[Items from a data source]
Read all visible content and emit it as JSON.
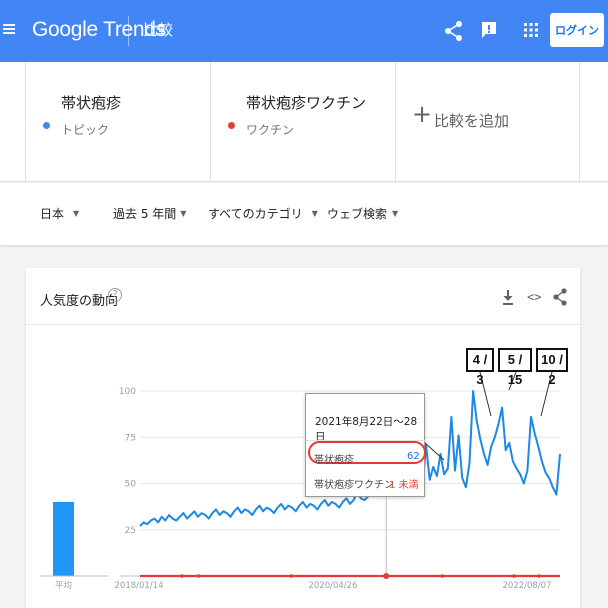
{
  "header": {
    "logo": "Google Trends",
    "title": "比較",
    "login_label": "ログイン"
  },
  "terms": [
    {
      "name": "帯状疱疹",
      "type": "トピック",
      "color": "#4285f4"
    },
    {
      "name": "帯状疱疹ワクチン",
      "type": "ワクチン",
      "color": "#db4437"
    }
  ],
  "add_compare": {
    "plus": "+",
    "label": "比較を追加"
  },
  "filters": [
    {
      "label": "日本"
    },
    {
      "label": "過去 5 年間"
    },
    {
      "label": "すべてのカテゴリ"
    },
    {
      "label": "ウェブ検索"
    }
  ],
  "card": {
    "title": "人気度の動向",
    "help": "?",
    "embed": "<>"
  },
  "tooltip": {
    "date": "2021年8月22日〜28日",
    "rows": [
      {
        "name": "帯状疱疹",
        "value": "62",
        "color": "#1a73e8"
      },
      {
        "name": "帯状疱疹ワクチン",
        "value": "1 未満",
        "color": "#db4437"
      }
    ]
  },
  "callouts": [
    "4 / 3",
    "5 / 15",
    "10 / 2"
  ],
  "chart_data": {
    "type": "line",
    "ylim": [
      0,
      100
    ],
    "y_ticks": [
      "100",
      "75",
      "50",
      "25"
    ],
    "x_tick_labels": [
      "2018/01/14",
      "2020/04/26",
      "2022/08/07"
    ],
    "average_label": "平均",
    "averages": [
      {
        "name": "帯状疱疹",
        "value": 40
      }
    ],
    "series": [
      {
        "name": "帯状疱疹",
        "color": "#1e88e5",
        "values": [
          27,
          29,
          28,
          30,
          31,
          29,
          32,
          30,
          33,
          31,
          30,
          32,
          34,
          31,
          33,
          35,
          32,
          34,
          33,
          31,
          34,
          36,
          33,
          35,
          34,
          32,
          35,
          37,
          34,
          36,
          35,
          33,
          36,
          38,
          35,
          37,
          36,
          34,
          37,
          39,
          36,
          38,
          37,
          35,
          38,
          40,
          37,
          39,
          38,
          36,
          39,
          41,
          38,
          40,
          39,
          37,
          40,
          42,
          39,
          41,
          45,
          42,
          41,
          43,
          46,
          44,
          47,
          50,
          62,
          48,
          46,
          49,
          52,
          55,
          51,
          56,
          53,
          58,
          47,
          71,
          52,
          59,
          54,
          66,
          55,
          58,
          86,
          57,
          76,
          53,
          48,
          61,
          100,
          84,
          74,
          66,
          60,
          70,
          75,
          82,
          91,
          68,
          72,
          62,
          58,
          55,
          50,
          57,
          86,
          77,
          70,
          62,
          56,
          53,
          48,
          44,
          66
        ]
      },
      {
        "name": "帯状疱疹ワクチン",
        "color": "#e53935",
        "values": [
          0,
          0,
          0,
          0,
          0,
          0,
          0,
          0,
          0,
          0,
          0,
          0,
          0,
          0,
          0,
          0,
          0,
          0,
          0,
          0,
          0,
          0,
          0,
          0,
          0,
          0,
          0,
          0,
          0,
          0,
          0,
          0,
          0,
          0,
          0,
          0,
          0,
          0,
          0,
          0,
          0,
          0,
          0,
          0,
          0,
          0,
          0,
          0,
          0,
          0,
          0,
          0,
          0,
          0,
          0,
          0,
          0,
          0,
          0,
          0,
          0,
          0,
          0,
          0,
          0,
          0,
          0,
          0,
          0,
          0,
          0,
          0,
          0,
          0,
          0,
          0,
          0,
          0,
          0,
          0,
          0,
          0,
          0,
          0,
          0,
          0,
          0,
          0,
          0,
          0,
          0,
          0,
          0,
          0,
          0,
          0,
          0,
          0,
          0,
          0,
          0,
          0,
          0,
          0,
          0,
          0,
          0,
          0,
          0,
          0,
          0,
          0,
          0,
          0,
          0,
          0,
          0
        ]
      }
    ]
  }
}
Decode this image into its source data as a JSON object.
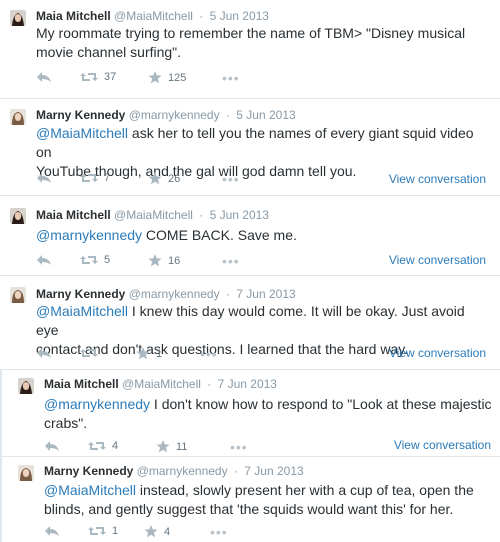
{
  "tweets": [
    {
      "name": "Maia Mitchell",
      "handle": "@MaiaMitchell",
      "time": "5 Jun 2013",
      "text_parts": [
        "My roommate trying to remember the name of TBM> \"Disney musical",
        "movie channel surfing\"."
      ],
      "retweets": "37",
      "favorites": "125",
      "view_conversation": ""
    },
    {
      "name": "Marny Kennedy",
      "handle": "@marnykennedy",
      "time": "5 Jun 2013",
      "mention": "@MaiaMitchell",
      "text_line1_rest": " ask her to tell you the names of every giant squid video on",
      "text_line2": "YouTube though, and the gal will god damn tell you.",
      "retweets": "7",
      "favorites": "26",
      "view_conversation": "View conversation"
    },
    {
      "name": "Maia Mitchell",
      "handle": "@MaiaMitchell",
      "time": "5 Jun 2013",
      "mention": "@marnykennedy",
      "text_line1_rest": " COME BACK. Save me.",
      "retweets": "5",
      "favorites": "16",
      "view_conversation": "View conversation"
    },
    {
      "name": "Marny Kennedy",
      "handle": "@marnykennedy",
      "time": "7 Jun 2013",
      "mention": "@MaiaMitchell",
      "text_line1_rest": " I knew this day would come. It will be okay. Just avoid eye",
      "text_line2": "contact and don't ask questions. I learned that the hard way.",
      "retweets": "",
      "favorites": "1",
      "view_conversation": "View conversation"
    },
    {
      "name": "Maia Mitchell",
      "handle": "@MaiaMitchell",
      "time": "7 Jun 2013",
      "mention": "@marnykennedy",
      "text_line1_rest": " I don't know how to respond to \"Look at these majestic",
      "text_line2": "crabs\".",
      "retweets": "4",
      "favorites": "11",
      "view_conversation": "View conversation"
    },
    {
      "name": "Marny Kennedy",
      "handle": "@marnykennedy",
      "time": "7 Jun 2013",
      "mention": "@MaiaMitchell",
      "text_line1_rest": " instead, slowly present her with a cup of tea, open the",
      "text_line2": "blinds, and gently suggest that 'the squids would want this' for her.",
      "retweets": "1",
      "favorites": "4",
      "view_conversation": ""
    }
  ],
  "colors": {
    "link": "#2b7bb9",
    "muted": "#8899a6",
    "icon": "#aab8c2",
    "divider": "#e1e8ed"
  },
  "icons": {
    "reply": "reply-icon",
    "retweet": "retweet-icon",
    "favorite": "favorite-star-icon",
    "more": "more-options-icon"
  }
}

AIM:
Return to the listing above and set it down exactly, leaving out its pictures.

CORRECT RESPONSE:
Read all visible content and emit it as JSON.
{
  "header": {
    "logo": "Google Trends",
    "title": "比較",
    "login_label": "ログイン"
  },
  "terms": [
    {
      "name": "帯状疱疹",
      "type": "トピック",
      "color": "#4285f4"
    },
    {
      "name": "帯状疱疹ワクチン",
      "type": "ワクチン",
      "color": "#db4437"
    }
  ],
  "add_compare": {
    "plus": "+",
    "label": "比較を追加"
  },
  "filters": [
    {
      "label": "日本"
    },
    {
      "label": "過去 5 年間"
    },
    {
      "label": "すべてのカテゴリ"
    },
    {
      "label": "ウェブ検索"
    }
  ],
  "card": {
    "title": "人気度の動向",
    "help": "?",
    "embed": "<>"
  },
  "tooltip": {
    "date": "2021年8月22日〜28日",
    "rows": [
      {
        "name": "帯状疱疹",
        "value": "62",
        "color": "#1a73e8"
      },
      {
        "name": "帯状疱疹ワクチン",
        "value": "1 未満",
        "color": "#db4437"
      }
    ]
  },
  "callouts": [
    "4 / 3",
    "5 / 15",
    "10 / 2"
  ],
  "chart_data": {
    "type": "line",
    "ylim": [
      0,
      100
    ],
    "y_ticks": [
      "100",
      "75",
      "50",
      "25"
    ],
    "x_tick_labels": [
      "2018/01/14",
      "2020/04/26",
      "2022/08/07"
    ],
    "average_label": "平均",
    "averages": [
      {
        "name": "帯状疱疹",
        "value": 40
      }
    ],
    "series": [
      {
        "name": "帯状疱疹",
        "color": "#1e88e5",
        "values": [
          27,
          29,
          28,
          30,
          31,
          29,
          32,
          30,
          33,
          31,
          30,
          32,
          34,
          31,
          33,
          35,
          32,
          34,
          33,
          31,
          34,
          36,
          33,
          35,
          34,
          32,
          35,
          37,
          34,
          36,
          35,
          33,
          36,
          38,
          35,
          37,
          36,
          34,
          37,
          39,
          36,
          38,
          37,
          35,
          38,
          40,
          37,
          39,
          38,
          36,
          39,
          41,
          38,
          40,
          39,
          37,
          40,
          42,
          39,
          41,
          45,
          42,
          41,
          43,
          46,
          44,
          47,
          50,
          62,
          48,
          46,
          49,
          52,
          55,
          51,
          56,
          53,
          58,
          47,
          71,
          52,
          59,
          54,
          66,
          55,
          58,
          86,
          57,
          76,
          53,
          48,
          61,
          100,
          84,
          74,
          66,
          60,
          70,
          75,
          82,
          91,
          68,
          72,
          62,
          58,
          55,
          50,
          57,
          86,
          77,
          70,
          62,
          56,
          53,
          48,
          44,
          66
        ]
      },
      {
        "name": "帯状疱疹ワクチン",
        "color": "#e53935",
        "values": [
          0,
          0,
          0,
          0,
          0,
          0,
          0,
          0,
          0,
          0,
          0,
          0,
          0,
          0,
          0,
          0,
          0,
          0,
          0,
          0,
          0,
          0,
          0,
          0,
          0,
          0,
          0,
          0,
          0,
          0,
          0,
          0,
          0,
          0,
          0,
          0,
          0,
          0,
          0,
          0,
          0,
          0,
          0,
          0,
          0,
          0,
          0,
          0,
          0,
          0,
          0,
          0,
          0,
          0,
          0,
          0,
          0,
          0,
          0,
          0,
          0,
          0,
          0,
          0,
          0,
          0,
          0,
          0,
          0,
          0,
          0,
          0,
          0,
          0,
          0,
          0,
          0,
          0,
          0,
          0,
          0,
          0,
          0,
          0,
          0,
          0,
          0,
          0,
          0,
          0,
          0,
          0,
          0,
          0,
          0,
          0,
          0,
          0,
          0,
          0,
          0,
          0,
          0,
          0,
          0,
          0,
          0,
          0,
          0,
          0,
          0,
          0,
          0,
          0,
          0,
          0,
          0
        ]
      }
    ]
  }
}
Decode this image into its source data as a JSON object.
{
  "tweets": [
    {
      "name": "Maia Mitchell",
      "handle": "@MaiaMitchell",
      "time": "5 Jun 2013",
      "text_parts": [
        "My roommate trying to remember the name of TBM> \"Disney musical",
        "movie channel surfing\"."
      ],
      "retweets": "37",
      "favorites": "125",
      "view_conversation": ""
    },
    {
      "name": "Marny Kennedy",
      "handle": "@marnykennedy",
      "time": "5 Jun 2013",
      "mention": "@MaiaMitchell",
      "text_line1_rest": " ask her to tell you the names of every giant squid video on",
      "text_line2": "YouTube though, and the gal will god damn tell you.",
      "retweets": "7",
      "favorites": "26",
      "view_conversation": "View conversation"
    },
    {
      "name": "Maia Mitchell",
      "handle": "@MaiaMitchell",
      "time": "5 Jun 2013",
      "mention": "@marnykennedy",
      "text_line1_rest": " COME BACK. Save me.",
      "retweets": "5",
      "favorites": "16",
      "view_conversation": "View conversation"
    },
    {
      "name": "Marny Kennedy",
      "handle": "@marnykennedy",
      "time": "7 Jun 2013",
      "mention": "@MaiaMitchell",
      "text_line1_rest": " I knew this day would come. It will be okay. Just avoid eye",
      "text_line2": "contact and don't ask questions. I learned that the hard way.",
      "retweets": "",
      "favorites": "1",
      "view_conversation": "View conversation"
    },
    {
      "name": "Maia Mitchell",
      "handle": "@MaiaMitchell",
      "time": "7 Jun 2013",
      "mention": "@marnykennedy",
      "text_line1_rest": " I don't know how to respond to \"Look at these majestic",
      "text_line2": "crabs\".",
      "retweets": "4",
      "favorites": "11",
      "view_conversation": "View conversation"
    },
    {
      "name": "Marny Kennedy",
      "handle": "@marnykennedy",
      "time": "7 Jun 2013",
      "mention": "@MaiaMitchell",
      "text_line1_rest": " instead, slowly present her with a cup of tea, open the",
      "text_line2": "blinds, and gently suggest that 'the squids would want this' for her.",
      "retweets": "1",
      "favorites": "4",
      "view_conversation": ""
    }
  ],
  "colors": {
    "link": "#2b7bb9",
    "muted": "#8899a6",
    "icon": "#aab8c2",
    "divider": "#e1e8ed"
  },
  "icons": {
    "reply": "reply-icon",
    "retweet": "retweet-icon",
    "favorite": "favorite-star-icon",
    "more": "more-options-icon"
  }
}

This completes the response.